To do ::
From the entries below, work out the number of lines that hold the word "Netherlands", and give that number alone.

════

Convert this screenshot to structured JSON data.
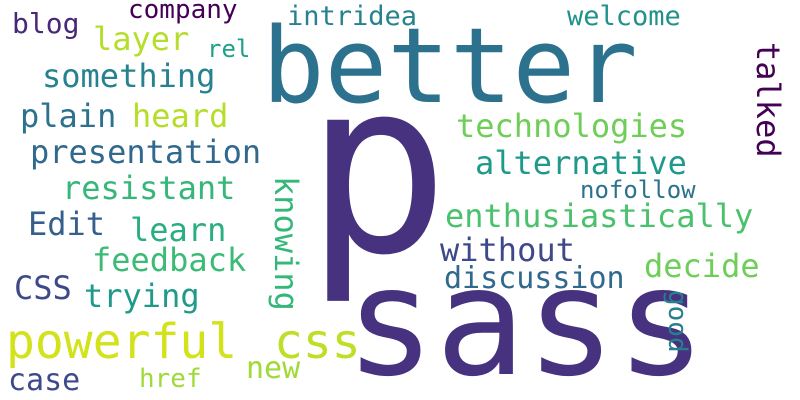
{
  "cloud": {
    "words": [
      {
        "text": "p",
        "color": "#46327e"
      },
      {
        "text": "sass",
        "color": "#46327e"
      },
      {
        "text": "better",
        "color": "#2c728e"
      },
      {
        "text": "powerful",
        "color": "#d2e21b"
      },
      {
        "text": "css",
        "color": "#bddf26"
      },
      {
        "text": "technologies",
        "color": "#6ece58"
      },
      {
        "text": "enthusiastically",
        "color": "#4ac16d"
      },
      {
        "text": "presentation",
        "color": "#31688e"
      },
      {
        "text": "alternative",
        "color": "#1f9a8a"
      },
      {
        "text": "resistant",
        "color": "#35b779"
      },
      {
        "text": "something",
        "color": "#26828e"
      },
      {
        "text": "feedback",
        "color": "#3bbb75"
      },
      {
        "text": "discussion",
        "color": "#31688e"
      },
      {
        "text": "without",
        "color": "#3e4989"
      },
      {
        "text": "decide",
        "color": "#6ece58"
      },
      {
        "text": "welcome",
        "color": "#21918c"
      },
      {
        "text": "intridea",
        "color": "#26828e"
      },
      {
        "text": "talked",
        "color": "#440154"
      },
      {
        "text": "knowing",
        "color": "#35b779"
      },
      {
        "text": "nofollow",
        "color": "#2c728e"
      },
      {
        "text": "trying",
        "color": "#1f9a8a"
      },
      {
        "text": "learn",
        "color": "#28ae80"
      },
      {
        "text": "plain",
        "color": "#2c728e"
      },
      {
        "text": "heard",
        "color": "#b5de2b"
      },
      {
        "text": "Edit",
        "color": "#355f8d"
      },
      {
        "text": "CSS",
        "color": "#3e4989"
      },
      {
        "text": "company",
        "color": "#440154"
      },
      {
        "text": "layer",
        "color": "#b5de2b"
      },
      {
        "text": "blog",
        "color": "#482878"
      },
      {
        "text": "rel",
        "color": "#1fa088"
      },
      {
        "text": "new",
        "color": "#a0da39"
      },
      {
        "text": "href",
        "color": "#a0da39"
      },
      {
        "text": "case",
        "color": "#3e4989"
      },
      {
        "text": "good",
        "color": "#277f8e"
      }
    ]
  }
}
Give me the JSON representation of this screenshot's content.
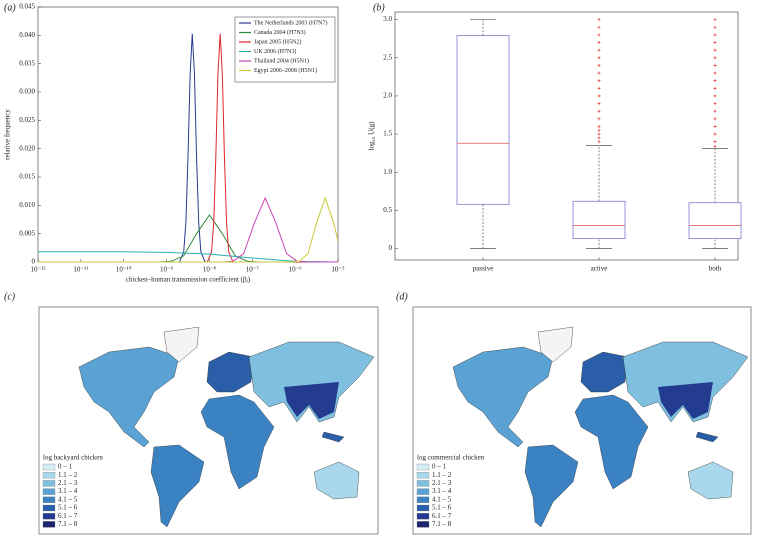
{
  "chart_data": [
    {
      "type": "line",
      "panel_label": "(a)",
      "x_label": "chicken–human transmission coefficient (βⱼ)",
      "y_label": "relative frequency",
      "xscale": "log",
      "xlim": [
        1e-12,
        1e-05
      ],
      "xticks": [
        {
          "value": 1e-12,
          "label": "10⁻¹²"
        },
        {
          "value": 1e-11,
          "label": "10⁻¹¹"
        },
        {
          "value": 1e-10,
          "label": "10⁻¹⁰"
        },
        {
          "value": 1e-09,
          "label": "10⁻⁹"
        },
        {
          "value": 1e-08,
          "label": "10⁻⁸"
        },
        {
          "value": 1e-07,
          "label": "10⁻⁷"
        },
        {
          "value": 1e-06,
          "label": "10⁻⁶"
        },
        {
          "value": 1e-05,
          "label": "10⁻⁵"
        }
      ],
      "ylim": [
        0,
        0.045
      ],
      "yticks": [
        0,
        0.005,
        {
          "value": 0.01,
          "label": "0.010"
        },
        0.015,
        {
          "value": 0.02,
          "label": "0.020"
        },
        0.025,
        {
          "value": 0.03,
          "label": "0.030"
        },
        0.035,
        {
          "value": 0.04,
          "label": "0.040"
        },
        0.045
      ],
      "legend": "upper right",
      "series": [
        {
          "name": "The Netherlands 2003 (H7N7)",
          "color": "#2b3990",
          "x": [
            1e-12,
            2e-09,
            2.51e-09,
            2.82e-09,
            3.16e-09,
            3.55e-09,
            3.98e-09,
            4.47e-09,
            5.01e-09,
            5.62e-09,
            6.31e-09,
            7.94e-09,
            1e-05
          ],
          "values": [
            0,
            0,
            0.0018,
            0.0069,
            0.0185,
            0.0332,
            0.0403,
            0.0332,
            0.0185,
            0.0069,
            0.0018,
            0,
            0
          ]
        },
        {
          "name": "Canada 2004 (H7N3)",
          "color": "#2e8b3a",
          "x": [
            1e-12,
            6.31e-10,
            1.26e-09,
            2.51e-09,
            5.01e-09,
            1e-08,
            2e-08,
            3.98e-08,
            7.94e-08,
            1.58e-07,
            1e-05
          ],
          "values": [
            0,
            0,
            0.0001,
            0.0011,
            0.005,
            0.0083,
            0.005,
            0.0011,
            0.0001,
            0,
            0
          ]
        },
        {
          "name": "Japan 2005 (H5N2)",
          "color": "#e0262b",
          "x": [
            1e-12,
            8.91e-09,
            1.12e-08,
            1.26e-08,
            1.41e-08,
            1.58e-08,
            1.78e-08,
            2e-08,
            2.24e-08,
            2.51e-08,
            2.82e-08,
            3.55e-08,
            1e-05
          ],
          "values": [
            0,
            0,
            0.0018,
            0.0069,
            0.0185,
            0.0332,
            0.0403,
            0.0332,
            0.0185,
            0.0069,
            0.0018,
            0,
            0
          ]
        },
        {
          "name": "UK 2006 (H7N3)",
          "color": "#2ab0b0",
          "x": [
            1e-12,
            1e-10,
            1e-09,
            1e-08,
            1e-07,
            1e-06,
            1e-05
          ],
          "values": [
            0.0018,
            0.0018,
            0.0017,
            0.0014,
            0.0007,
            0.0001,
            0
          ]
        },
        {
          "name": "Thailand 2004 (H5N1)",
          "color": "#c844b4",
          "x": [
            1e-12,
            2e-08,
            3.55e-08,
            6.31e-08,
            1.12e-07,
            2e-07,
            3.55e-07,
            6.31e-07,
            1.12e-06,
            2e-06,
            1e-05
          ],
          "values": [
            0,
            0,
            0.0001,
            0.0015,
            0.0069,
            0.0113,
            0.0069,
            0.0015,
            0.0001,
            0,
            0
          ]
        },
        {
          "name": "Egypt 2006–2008 (H5N1)",
          "color": "#c8c83a",
          "x": [
            1e-12,
            7.94e-07,
            1.26e-06,
            2e-06,
            3.16e-06,
            5.01e-06,
            7.94e-06,
            1e-05
          ],
          "values": [
            0,
            0,
            0.0001,
            0.0015,
            0.0069,
            0.0113,
            0.0069,
            0.0037
          ]
        }
      ]
    },
    {
      "type": "box",
      "panel_label": "(b)",
      "y_label": "log₁₀ U(g)",
      "categories": [
        "passive",
        "active",
        "both"
      ],
      "ylim": [
        -0.15,
        3.1
      ],
      "yticks": [
        0,
        0.5,
        {
          "value": 1,
          "label": "1.0"
        },
        1.5,
        {
          "value": 2,
          "label": "2.0"
        },
        2.5,
        {
          "value": 3,
          "label": "3.0"
        }
      ],
      "box_color": "#6a6ac8",
      "median_color": "#e05050",
      "outlier_color": "#e02020",
      "boxes": [
        {
          "min": 0,
          "q1": 0.58,
          "median": 1.38,
          "q3": 2.79,
          "max": 3.0,
          "outliers": []
        },
        {
          "min": 0,
          "q1": 0.13,
          "median": 0.3,
          "q3": 0.62,
          "max": 1.35,
          "outliers": [
            1.4,
            1.45,
            1.5,
            1.55,
            1.6,
            1.7,
            1.8,
            1.9,
            2.0,
            2.1,
            2.2,
            2.3,
            2.4,
            2.5,
            2.6,
            2.7,
            2.8,
            2.9,
            3.0
          ]
        },
        {
          "min": 0,
          "q1": 0.13,
          "median": 0.3,
          "q3": 0.6,
          "max": 1.31,
          "outliers": [
            1.34,
            1.4,
            1.5,
            1.6,
            1.7,
            1.8,
            1.9,
            2.0,
            2.1,
            2.2,
            2.3,
            2.4,
            2.5,
            2.6,
            2.7,
            2.8,
            2.9,
            3.0
          ]
        }
      ]
    }
  ],
  "maps": [
    {
      "panel_label": "(c)",
      "legend_title": "log backyard chicken",
      "legend_items": [
        "0 – 1",
        "1.1 – 2",
        "2.1 – 3",
        "3.1 – 4",
        "4.1 – 5",
        "5.1 – 6",
        "6.1 – 7",
        "7.1 – 8"
      ],
      "legend_colors": [
        "#d4eef5",
        "#a9d8ec",
        "#7fbfe0",
        "#5aa2d3",
        "#3b82c2",
        "#2a5ea8",
        "#233c8f",
        "#1c2470"
      ]
    },
    {
      "panel_label": "(d)",
      "legend_title": "log commercial chicken",
      "legend_items": [
        "0 – 1",
        "1.1 – 2",
        "2.1 – 3",
        "3.1 – 4",
        "4.1 – 5",
        "5.1 – 6",
        "6.1 – 7",
        "7.1 – 8"
      ],
      "legend_colors": [
        "#d4eef5",
        "#a9d8ec",
        "#7fbfe0",
        "#5aa2d3",
        "#3b82c2",
        "#2a5ea8",
        "#233c8f",
        "#1c2470"
      ]
    }
  ]
}
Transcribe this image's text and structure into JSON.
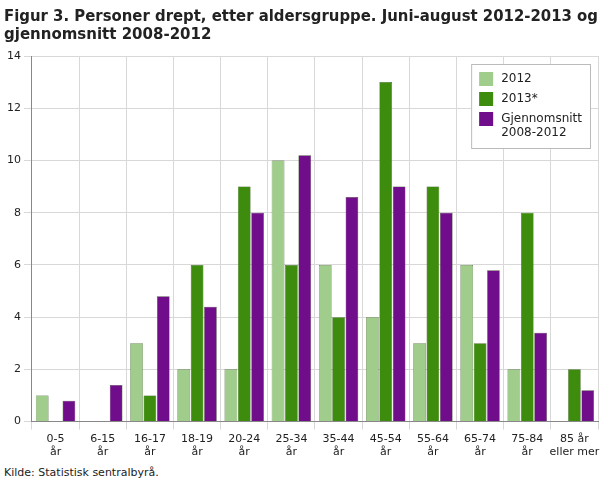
{
  "chart_data": {
    "type": "bar",
    "title": [
      "Figur 3. Personer drept, etter aldersgruppe. Juni-august 2012-2013 og",
      "gjennomsnitt 2008-2012"
    ],
    "source": "Kilde: Statistisk sentralbyrå.",
    "categories": [
      [
        "0-5",
        "år"
      ],
      [
        "6-15",
        "år"
      ],
      [
        "16-17",
        "år"
      ],
      [
        "18-19",
        "år"
      ],
      [
        "20-24",
        "år"
      ],
      [
        "25-34",
        "år"
      ],
      [
        "35-44",
        "år"
      ],
      [
        "45-54",
        "år"
      ],
      [
        "55-64",
        "år"
      ],
      [
        "65-74",
        "år"
      ],
      [
        "75-84",
        "år"
      ],
      [
        "85 år",
        "eller mer"
      ]
    ],
    "series": [
      {
        "name": "2012",
        "color": "#a0cc8c",
        "values": [
          1,
          0,
          3,
          2,
          2,
          10,
          6,
          4,
          3,
          6,
          2,
          0
        ]
      },
      {
        "name": "2013*",
        "color": "#3d8c0e",
        "values": [
          0,
          0,
          1,
          6,
          9,
          6,
          4,
          13,
          9,
          3,
          8,
          2
        ]
      },
      {
        "name": "Gjennomsnitt 2008-2012",
        "color": "#700d8a",
        "values": [
          0.8,
          1.4,
          4.8,
          4.4,
          8,
          10.2,
          8.6,
          9,
          8,
          5.8,
          3.4,
          1.2
        ]
      }
    ],
    "ylim": [
      0,
      14
    ],
    "yticks": [
      0,
      2,
      4,
      6,
      8,
      10,
      12,
      14
    ],
    "grid": true,
    "legend": "upper right"
  }
}
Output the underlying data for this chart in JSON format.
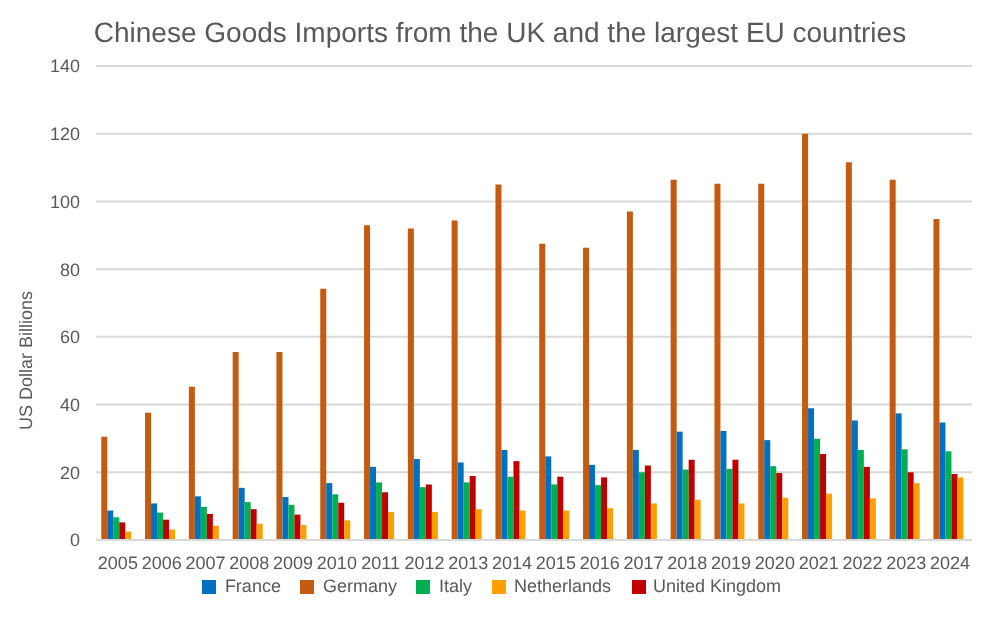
{
  "chart_data": {
    "type": "bar",
    "title": "Chinese Goods Imports from the UK and the largest EU countries",
    "ylabel": "US Dollar Billions",
    "categories": [
      "2005",
      "2006",
      "2007",
      "2008",
      "2009",
      "2010",
      "2011",
      "2012",
      "2013",
      "2014",
      "2015",
      "2016",
      "2017",
      "2018",
      "2019",
      "2020",
      "2021",
      "2022",
      "2023",
      "2024"
    ],
    "series": [
      {
        "name": "Germany",
        "color": "#c55a11",
        "values": [
          30.5,
          37.6,
          45.3,
          55.5,
          55.5,
          74.2,
          93,
          92,
          94.4,
          105,
          87.5,
          86.3,
          97,
          106.4,
          105.2,
          105.2,
          120,
          111.6,
          106.4,
          94.8
        ]
      },
      {
        "name": "France",
        "color": "#0070c0",
        "values": [
          8.7,
          10.8,
          12.9,
          15.4,
          12.7,
          16.8,
          21.6,
          23.9,
          22.9,
          26.6,
          24.7,
          22.2,
          26.6,
          32,
          32.2,
          29.5,
          38.9,
          35.3,
          37.4,
          34.7
        ]
      },
      {
        "name": "Italy",
        "color": "#00b050",
        "values": [
          6.7,
          8.1,
          9.8,
          11.2,
          10.4,
          13.5,
          17,
          15.6,
          17,
          18.7,
          16.4,
          16.2,
          20,
          20.8,
          21,
          21.8,
          29.9,
          26.6,
          26.8,
          26.2
        ]
      },
      {
        "name": "United Kingdom",
        "color": "#c00000",
        "values": [
          5.2,
          6,
          7.7,
          9.1,
          7.5,
          11,
          14.1,
          16.4,
          18.9,
          23.3,
          18.7,
          18.5,
          22,
          23.7,
          23.7,
          19.8,
          25.4,
          21.6,
          20,
          19.5
        ]
      },
      {
        "name": "Netherlands",
        "color": "#ffa000",
        "values": [
          2.5,
          3.1,
          4.2,
          4.8,
          4.4,
          5.8,
          8.3,
          8.3,
          9.1,
          8.7,
          8.7,
          9.4,
          10.8,
          11.9,
          10.8,
          12.5,
          13.7,
          12.3,
          16.8,
          18.5
        ]
      }
    ],
    "ylim": [
      0,
      140
    ],
    "yticks": [
      0,
      20,
      40,
      60,
      80,
      100,
      120,
      140
    ],
    "grid": "y",
    "legend": "bottom"
  }
}
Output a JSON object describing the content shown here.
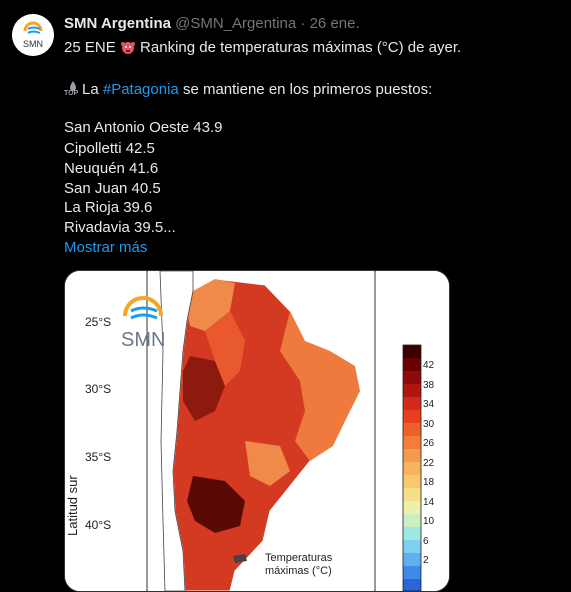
{
  "tweet": {
    "author_name": "SMN Argentina",
    "handle": "@SMN_Argentina",
    "separator": "·",
    "date": "26 ene.",
    "line1_prefix": "25 ENE",
    "line1_suffix": "Ranking de temperaturas máximas (°C) de ayer.",
    "line2_prefix": "La",
    "hashtag": "#Patagonia",
    "line2_suffix": "se mantiene en los primeros puestos:",
    "ranking": [
      "San Antonio Oeste 43.9",
      "Cipolletti 42.5",
      "Neuquén 41.6",
      "San Juan 40.5",
      "La Rioja 39.6",
      "Rivadavia 39.5..."
    ],
    "show_more": "Mostrar más",
    "emoji_top_label": "TOP"
  },
  "map": {
    "logo_text": "SMN",
    "lat_labels": [
      "25°S",
      "30°S",
      "35°S",
      "40°S"
    ],
    "y_axis_label": "Latitud sur",
    "legend_values": [
      "42",
      "38",
      "34",
      "30",
      "26",
      "22",
      "18",
      "14",
      "10",
      "6",
      "2"
    ],
    "caption_line1": "Temperaturas",
    "caption_line2": "máximas (°C)"
  },
  "colors": {
    "background": "#000000",
    "text": "#e7e9ea",
    "muted": "#71767b",
    "link": "#1d9bf0"
  }
}
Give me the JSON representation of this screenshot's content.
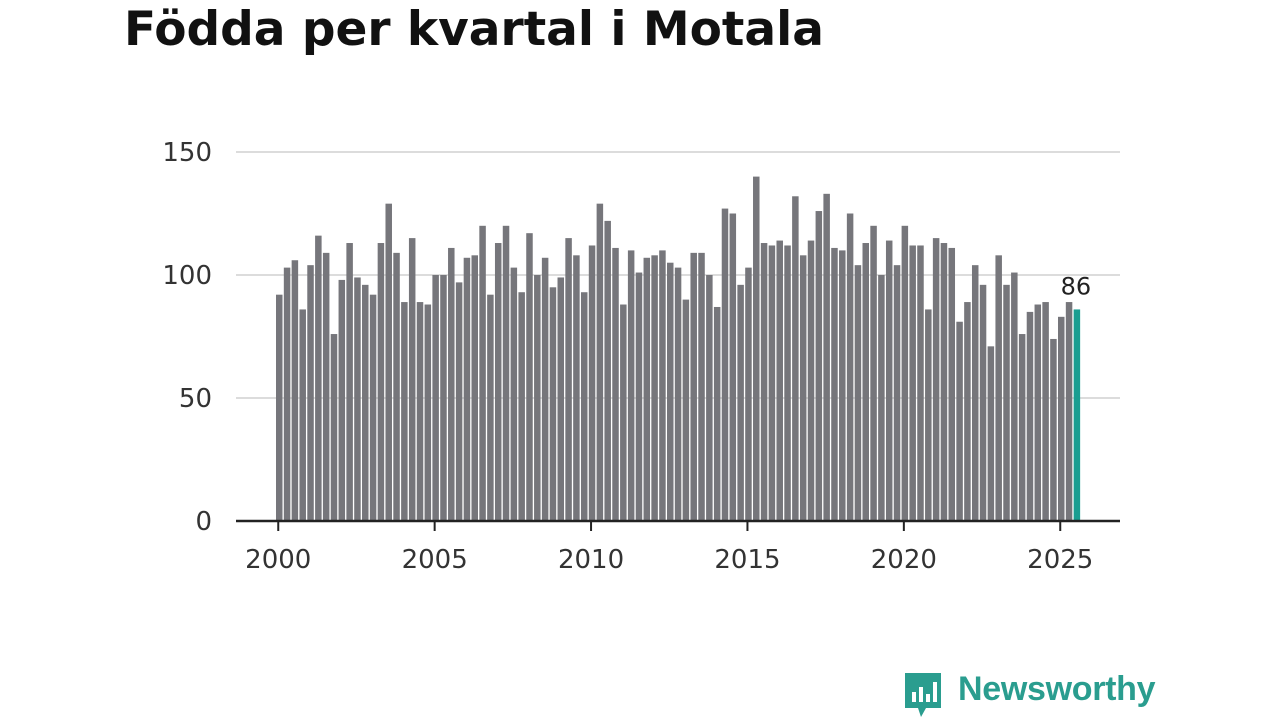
{
  "chart_data": {
    "type": "bar",
    "title": "Födda per kvartal i Motala",
    "xlabel": "",
    "ylabel": "",
    "ylim": [
      0,
      150
    ],
    "yticks": [
      0,
      50,
      100,
      150
    ],
    "xticks": [
      "2000",
      "2005",
      "2010",
      "2015",
      "2020",
      "2025"
    ],
    "x_start": "2000 Q1",
    "frequency": "quarterly",
    "grid": true,
    "colors": {
      "bars": "#76767b",
      "highlight": "#1a9e91",
      "grid": "#dcdcdc",
      "axis": "#222222"
    },
    "values": [
      92,
      103,
      106,
      86,
      104,
      116,
      109,
      76,
      98,
      113,
      99,
      96,
      92,
      113,
      129,
      109,
      89,
      115,
      89,
      88,
      100,
      100,
      111,
      97,
      107,
      108,
      120,
      92,
      113,
      120,
      103,
      93,
      117,
      100,
      107,
      95,
      99,
      115,
      108,
      93,
      112,
      129,
      122,
      111,
      88,
      110,
      101,
      107,
      108,
      110,
      105,
      103,
      90,
      109,
      109,
      100,
      87,
      127,
      125,
      96,
      103,
      140,
      113,
      112,
      114,
      112,
      132,
      108,
      114,
      126,
      133,
      111,
      110,
      125,
      104,
      113,
      120,
      100,
      114,
      104,
      120,
      112,
      112,
      86,
      115,
      113,
      111,
      81,
      89,
      104,
      96,
      71,
      108,
      96,
      101,
      76,
      85,
      88,
      89,
      74,
      83,
      89,
      86
    ],
    "highlight_last": true,
    "annotation": {
      "label": "86"
    }
  },
  "brand": {
    "name": "Newsworthy",
    "icon": "newsworthy-logo-icon",
    "color": "#2a9d8f"
  }
}
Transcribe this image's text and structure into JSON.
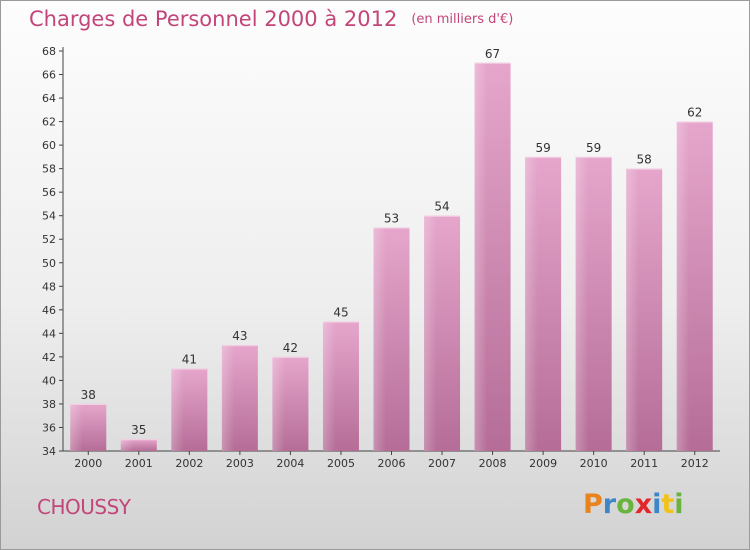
{
  "title": "Charges de Personnel 2000 à 2012",
  "subtitle": "(en milliers d'€)",
  "commune": "CHOUSSY",
  "logo": {
    "text": "Proxiti",
    "letters": [
      "P",
      "r",
      "o",
      "x",
      "i",
      "t",
      "i"
    ],
    "colors": [
      "#e8831d",
      "#3d87c8",
      "#6ab33d",
      "#e2262d",
      "#3d87c8",
      "#f1c21b",
      "#6ab33d"
    ]
  },
  "colors": {
    "bar_top": "#e6a6cc",
    "bar_bottom": "#b56d97",
    "title": "#c2467a"
  },
  "chart_data": {
    "type": "bar",
    "categories": [
      "2000",
      "2001",
      "2002",
      "2003",
      "2004",
      "2005",
      "2006",
      "2007",
      "2008",
      "2009",
      "2010",
      "2011",
      "2012"
    ],
    "values": [
      38,
      35,
      41,
      43,
      42,
      45,
      53,
      54,
      67,
      59,
      59,
      58,
      62
    ],
    "title": "Charges de Personnel 2000 à 2012",
    "xlabel": "",
    "ylabel": "",
    "ylim": [
      34,
      68
    ],
    "yticks": [
      34,
      36,
      38,
      40,
      42,
      44,
      46,
      48,
      50,
      52,
      54,
      56,
      58,
      60,
      62,
      64,
      66,
      68
    ],
    "data_labels": true,
    "grid": false
  }
}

════

Solution ::
2